◆ Exercise brief
Copy out each line exactly; pictures stay out of the copy.

(Stored data)
■ ■ ■

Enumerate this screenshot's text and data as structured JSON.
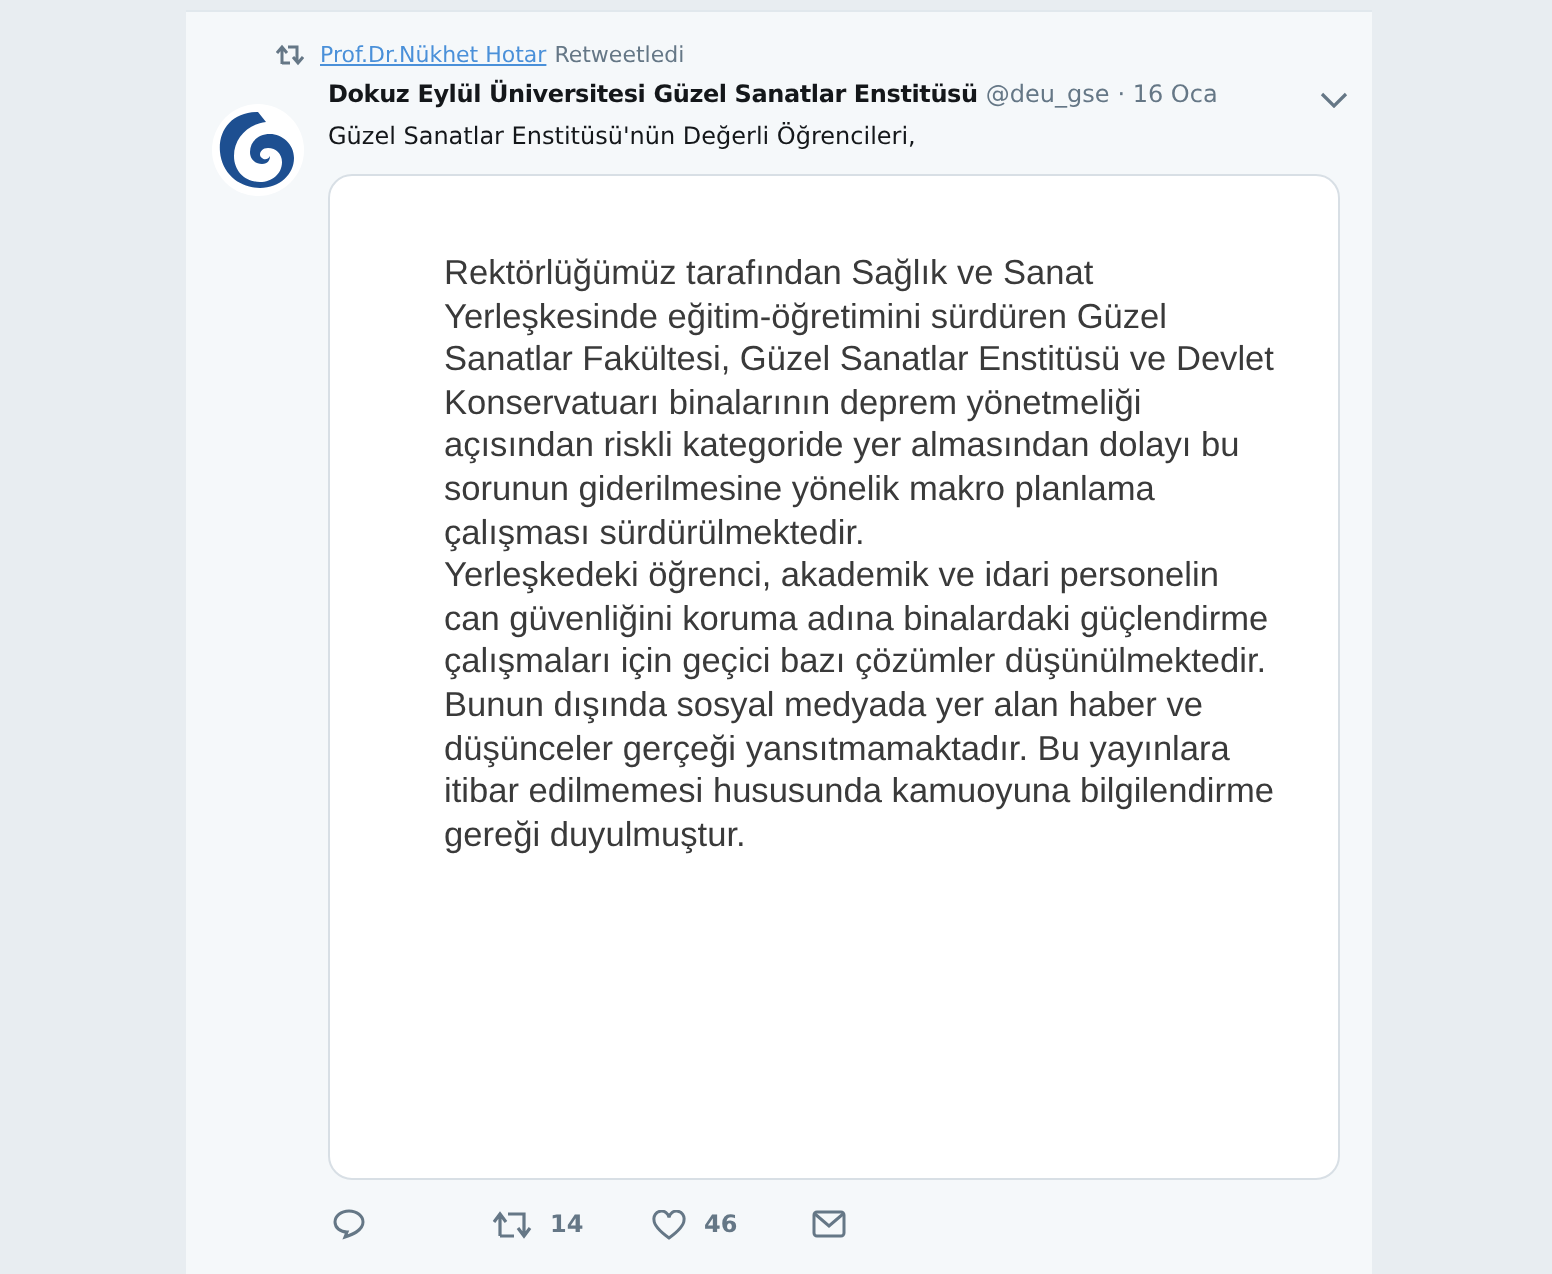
{
  "retweet": {
    "user": "Prof.Dr.Nükhet Hotar",
    "label": "Retweetledi"
  },
  "tweet": {
    "name": "Dokuz Eylül Üniversitesi Güzel Sanatlar Enstitüsü",
    "handle": "@deu_gse",
    "time": "· 16 Oca",
    "text": "Güzel Sanatlar Enstitüsü'nün Değerli Öğrencileri,",
    "image_lines": [
      "Rektörlüğümüz tarafından Sağlık ve Sanat",
      "Yerleşkesinde eğitim-öğretimini sürdüren Güzel",
      "Sanatlar Fakültesi, Güzel Sanatlar Enstitüsü ve Devlet",
      "Konservatuarı binalarının deprem yönetmeliği",
      "açısından riskli kategoride yer almasından dolayı bu",
      "sorunun giderilmesine yönelik makro planlama",
      "çalışması sürdürülmektedir.",
      "Yerleşkedeki öğrenci, akademik ve idari personelin",
      "can güvenliğini koruma adına binalardaki güçlendirme",
      "çalışmaları için geçici bazı çözümler düşünülmektedir.",
      "Bunun dışında sosyal medyada yer alan haber ve",
      "düşünceler gerçeği yansıtmamaktadır. Bu yayınlara",
      "itibar edilmemesi hususunda kamuoyuna bilgilendirme",
      "gereği duyulmuştur."
    ]
  },
  "actions": [
    {
      "kind": "reply"
    },
    {
      "kind": "retweet",
      "count": "14"
    },
    {
      "kind": "like",
      "count": "46"
    },
    {
      "kind": "message"
    }
  ]
}
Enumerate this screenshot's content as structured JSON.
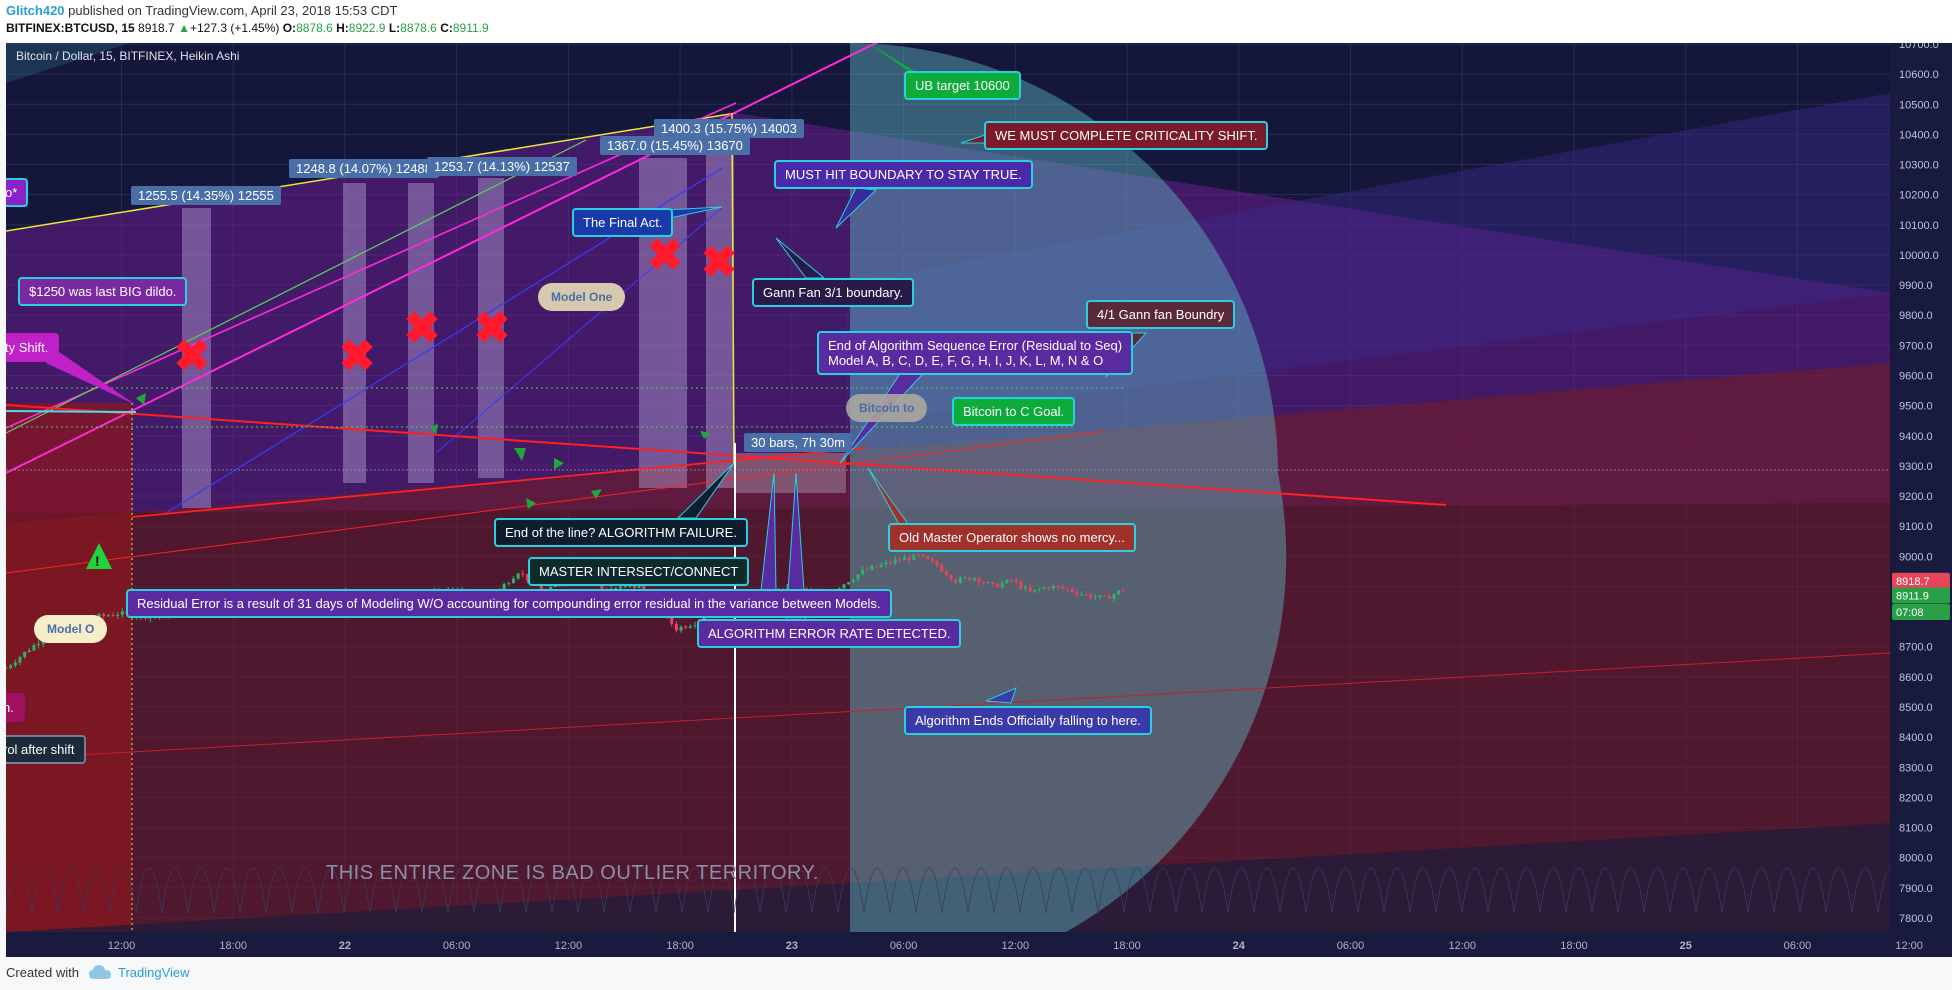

■ ■ ■

◆ Exercise solution
Enumerate this screenshot's text and data as structured JSON.
{
  "retweet": {
    "user": "Prof.Dr.Nükhet Hotar",
    "label": "Retweetledi"
  },
  "tweet": {
    "name": "Dokuz Eylül Üniversitesi Güzel Sanatlar Enstitüsü",
    "handle": "@deu_gse",
    "time": "· 16 Oca",
    "text": "Güzel Sanatlar Enstitüsü'nün Değerli Öğrencileri,",
    "image_lines": [
      "Rektörlüğümüz tarafından Sağlık ve Sanat",
      "Yerleşkesinde eğitim-öğretimini sürdüren Güzel",
      "Sanatlar Fakültesi, Güzel Sanatlar Enstitüsü ve Devlet",
      "Konservatuarı binalarının deprem yönetmeliği",
      "açısından riskli kategoride yer almasından dolayı bu",
      "sorunun giderilmesine yönelik makro planlama",
      "çalışması sürdürülmektedir.",
      "Yerleşkedeki öğrenci, akademik ve idari personelin",
      "can güvenliğini koruma adına binalardaki güçlendirme",
      "çalışmaları için geçici bazı çözümler düşünülmektedir.",
      "Bunun dışında sosyal medyada yer alan haber ve",
      "düşünceler gerçeği yansıtmamaktadır. Bu yayınlara",
      "itibar edilmemesi hususunda kamuoyuna bilgilendirme",
      "gereği duyulmuştur."
    ]
  },
  "actions": [
    {
      "kind": "reply"
    },
    {
      "kind": "retweet",
      "count": "14"
    },
    {
      "kind": "like",
      "count": "46"
    },
    {
      "kind": "message"
    }
  ]
}
Enumerate this screenshot's content as structured JSON.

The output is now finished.